+++ Source data +++

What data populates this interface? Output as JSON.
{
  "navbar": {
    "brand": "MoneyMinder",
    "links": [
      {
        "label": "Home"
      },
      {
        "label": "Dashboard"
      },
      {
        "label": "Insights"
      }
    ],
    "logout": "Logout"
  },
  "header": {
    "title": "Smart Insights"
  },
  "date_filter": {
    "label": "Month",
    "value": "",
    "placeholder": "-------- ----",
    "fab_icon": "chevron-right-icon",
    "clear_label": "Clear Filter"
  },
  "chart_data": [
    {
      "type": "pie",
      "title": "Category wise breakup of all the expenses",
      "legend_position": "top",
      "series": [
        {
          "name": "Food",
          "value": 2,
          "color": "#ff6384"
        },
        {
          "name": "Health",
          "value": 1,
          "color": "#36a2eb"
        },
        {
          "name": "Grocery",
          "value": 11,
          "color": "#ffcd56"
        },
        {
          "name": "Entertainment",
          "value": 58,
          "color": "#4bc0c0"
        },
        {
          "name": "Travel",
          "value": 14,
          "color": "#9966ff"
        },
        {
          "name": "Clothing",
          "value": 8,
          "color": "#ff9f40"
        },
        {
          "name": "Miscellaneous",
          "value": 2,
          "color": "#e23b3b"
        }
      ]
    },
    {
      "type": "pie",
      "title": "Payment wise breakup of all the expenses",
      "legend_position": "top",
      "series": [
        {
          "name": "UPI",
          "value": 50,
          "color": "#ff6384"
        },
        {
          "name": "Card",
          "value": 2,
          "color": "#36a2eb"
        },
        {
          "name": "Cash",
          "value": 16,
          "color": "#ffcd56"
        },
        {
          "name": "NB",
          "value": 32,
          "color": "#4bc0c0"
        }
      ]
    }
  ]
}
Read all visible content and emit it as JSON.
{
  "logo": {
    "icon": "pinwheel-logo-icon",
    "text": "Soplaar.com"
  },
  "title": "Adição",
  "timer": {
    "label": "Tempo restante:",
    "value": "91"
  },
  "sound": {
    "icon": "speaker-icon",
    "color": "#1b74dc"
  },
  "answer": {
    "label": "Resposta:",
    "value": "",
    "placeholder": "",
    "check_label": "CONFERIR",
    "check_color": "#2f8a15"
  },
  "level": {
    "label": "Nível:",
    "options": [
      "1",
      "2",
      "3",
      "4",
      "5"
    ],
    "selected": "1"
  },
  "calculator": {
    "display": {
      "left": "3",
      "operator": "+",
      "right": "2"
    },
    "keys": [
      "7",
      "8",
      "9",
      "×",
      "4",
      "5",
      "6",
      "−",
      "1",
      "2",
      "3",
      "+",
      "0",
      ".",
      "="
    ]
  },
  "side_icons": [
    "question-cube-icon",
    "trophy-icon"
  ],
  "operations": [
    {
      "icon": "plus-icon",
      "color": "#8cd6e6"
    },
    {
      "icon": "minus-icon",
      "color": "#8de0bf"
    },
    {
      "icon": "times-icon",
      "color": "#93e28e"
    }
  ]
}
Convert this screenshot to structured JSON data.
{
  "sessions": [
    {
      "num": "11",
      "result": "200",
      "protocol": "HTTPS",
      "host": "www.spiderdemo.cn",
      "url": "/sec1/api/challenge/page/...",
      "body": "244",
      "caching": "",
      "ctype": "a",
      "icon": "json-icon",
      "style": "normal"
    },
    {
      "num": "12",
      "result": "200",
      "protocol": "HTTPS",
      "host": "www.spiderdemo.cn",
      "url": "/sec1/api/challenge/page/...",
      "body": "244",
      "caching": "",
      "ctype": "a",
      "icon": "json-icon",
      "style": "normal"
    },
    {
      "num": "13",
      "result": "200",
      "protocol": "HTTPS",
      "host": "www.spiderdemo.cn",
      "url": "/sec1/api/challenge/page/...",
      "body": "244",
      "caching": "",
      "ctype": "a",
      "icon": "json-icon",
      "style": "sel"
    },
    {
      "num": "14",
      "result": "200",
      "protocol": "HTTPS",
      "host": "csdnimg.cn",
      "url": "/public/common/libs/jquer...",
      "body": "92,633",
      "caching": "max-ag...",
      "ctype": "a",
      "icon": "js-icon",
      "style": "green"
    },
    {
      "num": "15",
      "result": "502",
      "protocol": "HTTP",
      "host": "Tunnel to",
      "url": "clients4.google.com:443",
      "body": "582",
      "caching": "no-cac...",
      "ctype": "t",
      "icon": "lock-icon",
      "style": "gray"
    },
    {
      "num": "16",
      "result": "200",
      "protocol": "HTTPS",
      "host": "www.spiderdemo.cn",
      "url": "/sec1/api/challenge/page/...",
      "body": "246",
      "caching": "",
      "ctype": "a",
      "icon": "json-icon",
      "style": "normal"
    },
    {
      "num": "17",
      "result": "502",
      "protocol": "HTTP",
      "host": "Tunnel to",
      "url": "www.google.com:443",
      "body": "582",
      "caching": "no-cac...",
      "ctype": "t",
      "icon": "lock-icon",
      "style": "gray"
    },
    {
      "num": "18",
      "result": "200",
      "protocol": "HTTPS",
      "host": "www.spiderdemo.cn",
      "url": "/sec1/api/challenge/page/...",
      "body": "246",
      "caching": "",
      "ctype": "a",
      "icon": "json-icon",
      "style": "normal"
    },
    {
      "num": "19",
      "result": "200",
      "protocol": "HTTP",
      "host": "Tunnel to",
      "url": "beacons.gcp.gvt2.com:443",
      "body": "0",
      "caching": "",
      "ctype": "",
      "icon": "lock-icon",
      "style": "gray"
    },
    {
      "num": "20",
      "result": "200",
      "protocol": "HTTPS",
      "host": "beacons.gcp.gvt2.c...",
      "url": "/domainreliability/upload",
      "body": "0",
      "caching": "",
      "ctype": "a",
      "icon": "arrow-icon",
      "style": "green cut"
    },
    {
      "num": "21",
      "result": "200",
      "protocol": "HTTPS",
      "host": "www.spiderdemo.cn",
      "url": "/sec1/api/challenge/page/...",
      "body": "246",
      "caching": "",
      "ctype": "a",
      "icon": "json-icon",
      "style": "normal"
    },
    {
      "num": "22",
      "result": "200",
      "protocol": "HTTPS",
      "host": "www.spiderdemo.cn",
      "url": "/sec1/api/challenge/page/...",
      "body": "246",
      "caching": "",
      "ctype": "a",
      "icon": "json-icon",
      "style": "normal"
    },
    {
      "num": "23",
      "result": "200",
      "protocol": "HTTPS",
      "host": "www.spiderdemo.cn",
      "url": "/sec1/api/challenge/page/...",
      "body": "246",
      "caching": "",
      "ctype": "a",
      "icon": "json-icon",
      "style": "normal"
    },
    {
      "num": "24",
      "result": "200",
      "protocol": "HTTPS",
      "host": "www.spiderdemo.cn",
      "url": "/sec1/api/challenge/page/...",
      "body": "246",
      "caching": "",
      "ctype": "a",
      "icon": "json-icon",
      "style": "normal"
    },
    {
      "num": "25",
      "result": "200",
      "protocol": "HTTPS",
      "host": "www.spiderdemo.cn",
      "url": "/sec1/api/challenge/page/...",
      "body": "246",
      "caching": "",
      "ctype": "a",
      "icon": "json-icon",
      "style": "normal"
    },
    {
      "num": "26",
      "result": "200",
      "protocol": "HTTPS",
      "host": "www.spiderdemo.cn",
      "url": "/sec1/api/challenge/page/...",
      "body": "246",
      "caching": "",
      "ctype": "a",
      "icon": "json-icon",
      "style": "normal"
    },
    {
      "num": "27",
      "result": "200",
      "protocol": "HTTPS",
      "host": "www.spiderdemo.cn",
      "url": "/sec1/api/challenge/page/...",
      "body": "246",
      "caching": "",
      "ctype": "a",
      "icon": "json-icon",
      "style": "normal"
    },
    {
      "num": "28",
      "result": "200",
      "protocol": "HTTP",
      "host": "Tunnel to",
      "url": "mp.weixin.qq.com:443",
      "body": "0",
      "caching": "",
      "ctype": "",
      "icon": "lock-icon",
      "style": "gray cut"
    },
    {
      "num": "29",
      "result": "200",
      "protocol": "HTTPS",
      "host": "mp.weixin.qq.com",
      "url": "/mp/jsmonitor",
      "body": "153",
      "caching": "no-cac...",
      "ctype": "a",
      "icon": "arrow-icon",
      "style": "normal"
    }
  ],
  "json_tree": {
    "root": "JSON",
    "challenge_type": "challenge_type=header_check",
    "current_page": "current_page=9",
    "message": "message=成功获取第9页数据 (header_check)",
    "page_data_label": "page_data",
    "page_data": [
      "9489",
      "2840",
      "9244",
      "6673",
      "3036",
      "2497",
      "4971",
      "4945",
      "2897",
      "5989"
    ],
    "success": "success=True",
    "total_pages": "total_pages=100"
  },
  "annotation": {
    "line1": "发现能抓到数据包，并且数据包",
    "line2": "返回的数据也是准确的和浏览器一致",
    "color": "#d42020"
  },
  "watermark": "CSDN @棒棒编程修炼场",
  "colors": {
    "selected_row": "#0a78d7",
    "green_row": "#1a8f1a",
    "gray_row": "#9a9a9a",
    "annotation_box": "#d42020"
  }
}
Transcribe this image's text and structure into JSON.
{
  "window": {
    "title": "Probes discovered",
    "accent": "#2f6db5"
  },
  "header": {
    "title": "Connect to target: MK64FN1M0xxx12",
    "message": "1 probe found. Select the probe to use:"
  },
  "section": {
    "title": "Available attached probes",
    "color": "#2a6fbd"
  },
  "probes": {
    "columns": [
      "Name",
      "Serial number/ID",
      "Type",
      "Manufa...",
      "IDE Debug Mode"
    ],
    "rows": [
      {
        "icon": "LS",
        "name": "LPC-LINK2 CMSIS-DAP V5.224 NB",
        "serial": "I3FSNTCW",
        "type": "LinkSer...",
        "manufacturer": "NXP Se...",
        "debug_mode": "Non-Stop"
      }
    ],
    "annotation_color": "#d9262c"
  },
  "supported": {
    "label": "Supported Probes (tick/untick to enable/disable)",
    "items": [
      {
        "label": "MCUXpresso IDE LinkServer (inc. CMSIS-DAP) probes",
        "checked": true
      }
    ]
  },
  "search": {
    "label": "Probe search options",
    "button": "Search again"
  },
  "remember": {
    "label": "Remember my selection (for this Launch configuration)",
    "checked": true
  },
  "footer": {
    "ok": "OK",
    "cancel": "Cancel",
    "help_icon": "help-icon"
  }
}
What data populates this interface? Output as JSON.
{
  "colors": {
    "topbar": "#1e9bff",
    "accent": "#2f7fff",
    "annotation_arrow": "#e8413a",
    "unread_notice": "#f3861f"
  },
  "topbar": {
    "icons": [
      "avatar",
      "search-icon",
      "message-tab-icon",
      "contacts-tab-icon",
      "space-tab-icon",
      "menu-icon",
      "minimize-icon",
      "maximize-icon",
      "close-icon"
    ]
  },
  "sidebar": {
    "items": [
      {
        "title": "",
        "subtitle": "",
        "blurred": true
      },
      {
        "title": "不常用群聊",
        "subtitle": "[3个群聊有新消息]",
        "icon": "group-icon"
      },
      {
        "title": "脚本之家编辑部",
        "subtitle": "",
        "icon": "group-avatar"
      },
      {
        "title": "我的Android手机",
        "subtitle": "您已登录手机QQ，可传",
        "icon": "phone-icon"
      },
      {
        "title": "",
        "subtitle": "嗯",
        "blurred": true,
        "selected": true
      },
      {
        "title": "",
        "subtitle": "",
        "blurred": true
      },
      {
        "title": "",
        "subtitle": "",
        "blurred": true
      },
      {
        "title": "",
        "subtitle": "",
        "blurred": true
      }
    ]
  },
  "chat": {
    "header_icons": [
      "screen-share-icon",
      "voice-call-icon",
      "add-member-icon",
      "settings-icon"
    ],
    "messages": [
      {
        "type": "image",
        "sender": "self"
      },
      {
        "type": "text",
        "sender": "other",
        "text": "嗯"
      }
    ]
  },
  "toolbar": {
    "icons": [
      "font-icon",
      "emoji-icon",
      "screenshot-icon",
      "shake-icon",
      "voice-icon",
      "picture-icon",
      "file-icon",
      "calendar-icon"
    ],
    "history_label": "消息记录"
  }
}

+++

Every line that holds the word "options" should be extracted.

**Output below**
    "options": [
    "label": "Probe search options",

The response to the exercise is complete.